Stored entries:
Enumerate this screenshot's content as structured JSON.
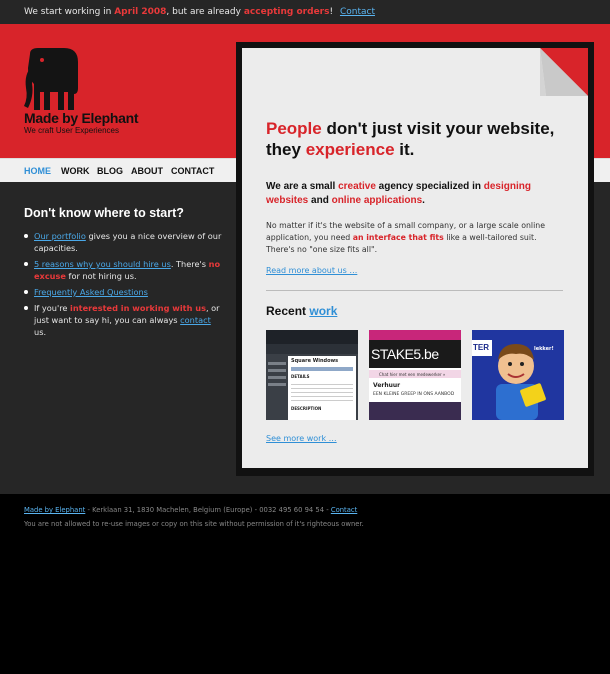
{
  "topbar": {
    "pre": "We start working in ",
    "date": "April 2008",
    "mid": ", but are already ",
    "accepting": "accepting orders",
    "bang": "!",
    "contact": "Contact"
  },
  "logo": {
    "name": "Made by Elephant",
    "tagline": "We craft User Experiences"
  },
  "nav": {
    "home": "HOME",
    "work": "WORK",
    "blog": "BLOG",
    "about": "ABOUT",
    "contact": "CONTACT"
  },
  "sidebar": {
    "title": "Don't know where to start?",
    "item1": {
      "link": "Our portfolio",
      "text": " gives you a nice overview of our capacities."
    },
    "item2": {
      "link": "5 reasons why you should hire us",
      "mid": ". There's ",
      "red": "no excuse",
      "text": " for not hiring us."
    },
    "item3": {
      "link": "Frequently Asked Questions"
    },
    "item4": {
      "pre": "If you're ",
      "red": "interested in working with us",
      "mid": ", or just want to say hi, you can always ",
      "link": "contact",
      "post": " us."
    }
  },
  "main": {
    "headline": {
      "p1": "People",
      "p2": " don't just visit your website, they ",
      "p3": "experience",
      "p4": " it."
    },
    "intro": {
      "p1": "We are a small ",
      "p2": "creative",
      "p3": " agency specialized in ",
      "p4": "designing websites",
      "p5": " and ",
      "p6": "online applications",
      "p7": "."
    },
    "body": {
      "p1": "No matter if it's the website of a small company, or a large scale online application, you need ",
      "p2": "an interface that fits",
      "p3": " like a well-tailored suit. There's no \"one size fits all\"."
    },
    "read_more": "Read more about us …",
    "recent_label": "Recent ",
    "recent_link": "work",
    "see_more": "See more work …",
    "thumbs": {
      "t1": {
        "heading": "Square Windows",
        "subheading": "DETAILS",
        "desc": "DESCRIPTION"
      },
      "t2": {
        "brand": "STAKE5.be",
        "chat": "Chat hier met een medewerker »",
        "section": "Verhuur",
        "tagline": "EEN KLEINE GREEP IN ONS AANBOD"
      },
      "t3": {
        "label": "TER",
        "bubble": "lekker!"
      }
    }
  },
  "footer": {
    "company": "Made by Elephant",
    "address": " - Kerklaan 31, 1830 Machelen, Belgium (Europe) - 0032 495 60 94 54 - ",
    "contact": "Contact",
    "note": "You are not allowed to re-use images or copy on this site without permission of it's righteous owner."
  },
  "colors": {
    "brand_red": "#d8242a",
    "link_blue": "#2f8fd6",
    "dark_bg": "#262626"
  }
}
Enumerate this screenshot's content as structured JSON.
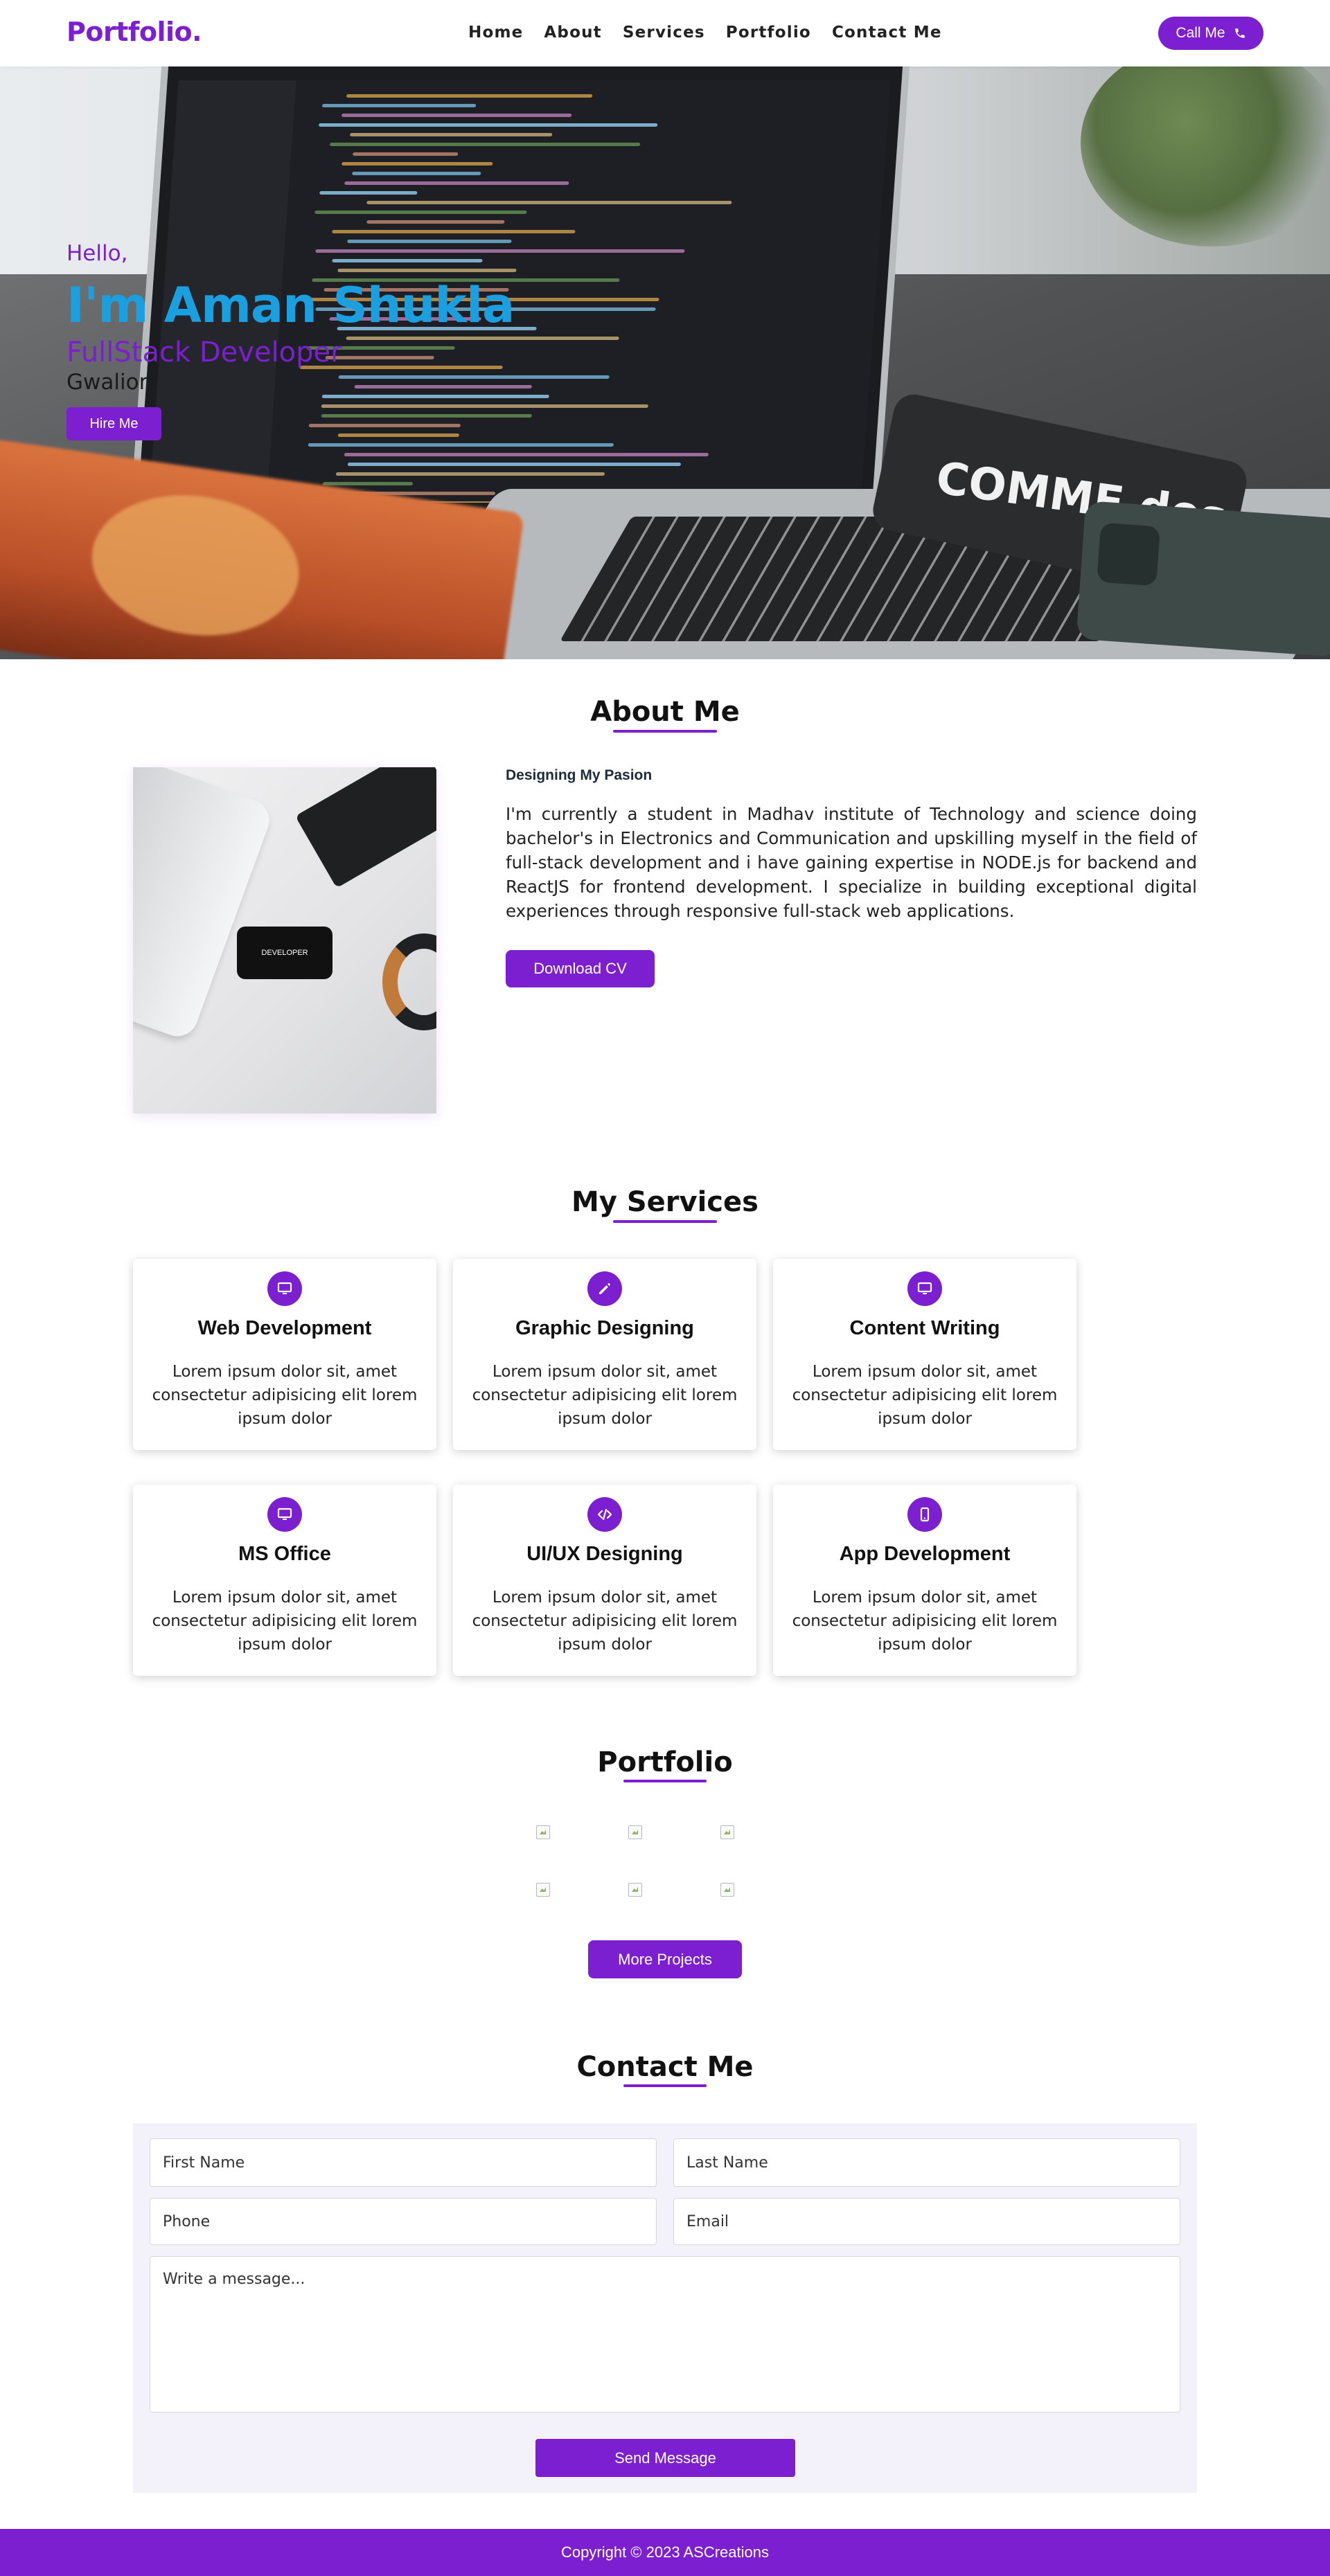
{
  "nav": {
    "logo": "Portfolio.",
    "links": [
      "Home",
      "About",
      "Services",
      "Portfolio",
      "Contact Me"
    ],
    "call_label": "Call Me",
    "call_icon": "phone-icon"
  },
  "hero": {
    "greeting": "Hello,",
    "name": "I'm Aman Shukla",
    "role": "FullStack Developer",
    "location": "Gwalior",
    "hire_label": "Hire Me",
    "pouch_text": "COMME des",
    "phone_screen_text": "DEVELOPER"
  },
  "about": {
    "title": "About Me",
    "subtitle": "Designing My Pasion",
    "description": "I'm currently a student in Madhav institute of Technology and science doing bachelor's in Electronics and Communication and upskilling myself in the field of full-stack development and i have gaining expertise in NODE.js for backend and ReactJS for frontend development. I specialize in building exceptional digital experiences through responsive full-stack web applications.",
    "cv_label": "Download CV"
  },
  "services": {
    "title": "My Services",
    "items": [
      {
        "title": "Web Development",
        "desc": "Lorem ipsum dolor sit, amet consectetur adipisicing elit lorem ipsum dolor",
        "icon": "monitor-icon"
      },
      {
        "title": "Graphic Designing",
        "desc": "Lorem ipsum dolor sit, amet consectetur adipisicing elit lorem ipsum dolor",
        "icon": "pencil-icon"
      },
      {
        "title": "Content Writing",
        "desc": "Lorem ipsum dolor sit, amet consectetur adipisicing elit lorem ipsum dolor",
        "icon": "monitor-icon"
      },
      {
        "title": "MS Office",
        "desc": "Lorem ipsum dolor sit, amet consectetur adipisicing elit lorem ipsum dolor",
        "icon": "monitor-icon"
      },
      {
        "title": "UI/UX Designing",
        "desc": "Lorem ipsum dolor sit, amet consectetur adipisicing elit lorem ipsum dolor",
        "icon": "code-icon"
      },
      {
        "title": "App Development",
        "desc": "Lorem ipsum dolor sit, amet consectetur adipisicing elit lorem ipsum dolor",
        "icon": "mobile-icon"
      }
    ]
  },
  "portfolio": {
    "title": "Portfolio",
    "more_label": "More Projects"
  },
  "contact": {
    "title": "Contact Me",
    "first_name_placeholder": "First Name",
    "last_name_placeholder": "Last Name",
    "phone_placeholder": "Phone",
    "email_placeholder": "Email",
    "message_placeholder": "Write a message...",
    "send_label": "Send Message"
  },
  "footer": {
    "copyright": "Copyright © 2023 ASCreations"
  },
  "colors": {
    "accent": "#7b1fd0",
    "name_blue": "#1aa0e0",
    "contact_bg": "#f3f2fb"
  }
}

** To be done **
Reproduce the listing exactly. Leave its pictures out.

** Output below **
Enumerate this screenshot's content as structured JSON.
{
  "topbar": {
    "pre": "We start working in ",
    "date": "April 2008",
    "mid": ", but are already ",
    "accepting": "accepting orders",
    "bang": "!",
    "contact": "Contact"
  },
  "logo": {
    "name": "Made by Elephant",
    "tagline": "We craft User Experiences"
  },
  "nav": {
    "home": "HOME",
    "work": "WORK",
    "blog": "BLOG",
    "about": "ABOUT",
    "contact": "CONTACT"
  },
  "sidebar": {
    "title": "Don't know where to start?",
    "item1": {
      "link": "Our portfolio",
      "text": " gives you a nice overview of our capacities."
    },
    "item2": {
      "link": "5 reasons why you should hire us",
      "mid": ". There's ",
      "red": "no excuse",
      "text": " for not hiring us."
    },
    "item3": {
      "link": "Frequently Asked Questions"
    },
    "item4": {
      "pre": "If you're ",
      "red": "interested in working with us",
      "mid": ", or just want to say hi, you can always ",
      "link": "contact",
      "post": " us."
    }
  },
  "main": {
    "headline": {
      "p1": "People",
      "p2": " don't just visit your website, they ",
      "p3": "experience",
      "p4": " it."
    },
    "intro": {
      "p1": "We are a small ",
      "p2": "creative",
      "p3": " agency specialized in ",
      "p4": "designing websites",
      "p5": " and ",
      "p6": "online applications",
      "p7": "."
    },
    "body": {
      "p1": "No matter if it's the website of a small company, or a large scale online application, you need ",
      "p2": "an interface that fits",
      "p3": " like a well-tailored suit. There's no \"one size fits all\"."
    },
    "read_more": "Read more about us …",
    "recent_label": "Recent ",
    "recent_link": "work",
    "see_more": "See more work …",
    "thumbs": {
      "t1": {
        "heading": "Square Windows",
        "subheading": "DETAILS",
        "desc": "DESCRIPTION"
      },
      "t2": {
        "brand": "STAKE5.be",
        "chat": "Chat hier met een medewerker »",
        "section": "Verhuur",
        "tagline": "EEN KLEINE GREEP IN ONS AANBOD"
      },
      "t3": {
        "label": "TER",
        "bubble": "lekker!"
      }
    }
  },
  "footer": {
    "company": "Made by Elephant",
    "address": " - Kerklaan 31, 1830 Machelen, Belgium (Europe) - 0032 495 60 94 54 - ",
    "contact": "Contact",
    "note": "You are not allowed to re-use images or copy on this site without permission of it's righteous owner."
  },
  "colors": {
    "brand_red": "#d8242a",
    "link_blue": "#2f8fd6",
    "dark_bg": "#262626"
  }
}
Enumerate this screenshot's content as structured JSON.
{
  "nav": {
    "logo": "Portfolio.",
    "links": [
      "Home",
      "About",
      "Services",
      "Portfolio",
      "Contact Me"
    ],
    "call_label": "Call Me",
    "call_icon": "phone-icon"
  },
  "hero": {
    "greeting": "Hello,",
    "name": "I'm Aman Shukla",
    "role": "FullStack Developer",
    "location": "Gwalior",
    "hire_label": "Hire Me",
    "pouch_text": "COMME des",
    "phone_screen_text": "DEVELOPER"
  },
  "about": {
    "title": "About Me",
    "subtitle": "Designing My Pasion",
    "description": "I'm currently a student in Madhav institute of Technology and science doing bachelor's in Electronics and Communication and upskilling myself in the field of full-stack development and i have gaining expertise in NODE.js for backend and ReactJS for frontend development. I specialize in building exceptional digital experiences through responsive full-stack web applications.",
    "cv_label": "Download CV"
  },
  "services": {
    "title": "My Services",
    "items": [
      {
        "title": "Web Development",
        "desc": "Lorem ipsum dolor sit, amet consectetur adipisicing elit lorem ipsum dolor",
        "icon": "monitor-icon"
      },
      {
        "title": "Graphic Designing",
        "desc": "Lorem ipsum dolor sit, amet consectetur adipisicing elit lorem ipsum dolor",
        "icon": "pencil-icon"
      },
      {
        "title": "Content Writing",
        "desc": "Lorem ipsum dolor sit, amet consectetur adipisicing elit lorem ipsum dolor",
        "icon": "monitor-icon"
      },
      {
        "title": "MS Office",
        "desc": "Lorem ipsum dolor sit, amet consectetur adipisicing elit lorem ipsum dolor",
        "icon": "monitor-icon"
      },
      {
        "title": "UI/UX Designing",
        "desc": "Lorem ipsum dolor sit, amet consectetur adipisicing elit lorem ipsum dolor",
        "icon": "code-icon"
      },
      {
        "title": "App Development",
        "desc": "Lorem ipsum dolor sit, amet consectetur adipisicing elit lorem ipsum dolor",
        "icon": "mobile-icon"
      }
    ]
  },
  "portfolio": {
    "title": "Portfolio",
    "more_label": "More Projects"
  },
  "contact": {
    "title": "Contact Me",
    "first_name_placeholder": "First Name",
    "last_name_placeholder": "Last Name",
    "phone_placeholder": "Phone",
    "email_placeholder": "Email",
    "message_placeholder": "Write a message...",
    "send_label": "Send Message"
  },
  "footer": {
    "copyright": "Copyright © 2023 ASCreations"
  },
  "colors": {
    "accent": "#7b1fd0",
    "name_blue": "#1aa0e0",
    "contact_bg": "#f3f2fb"
  }
}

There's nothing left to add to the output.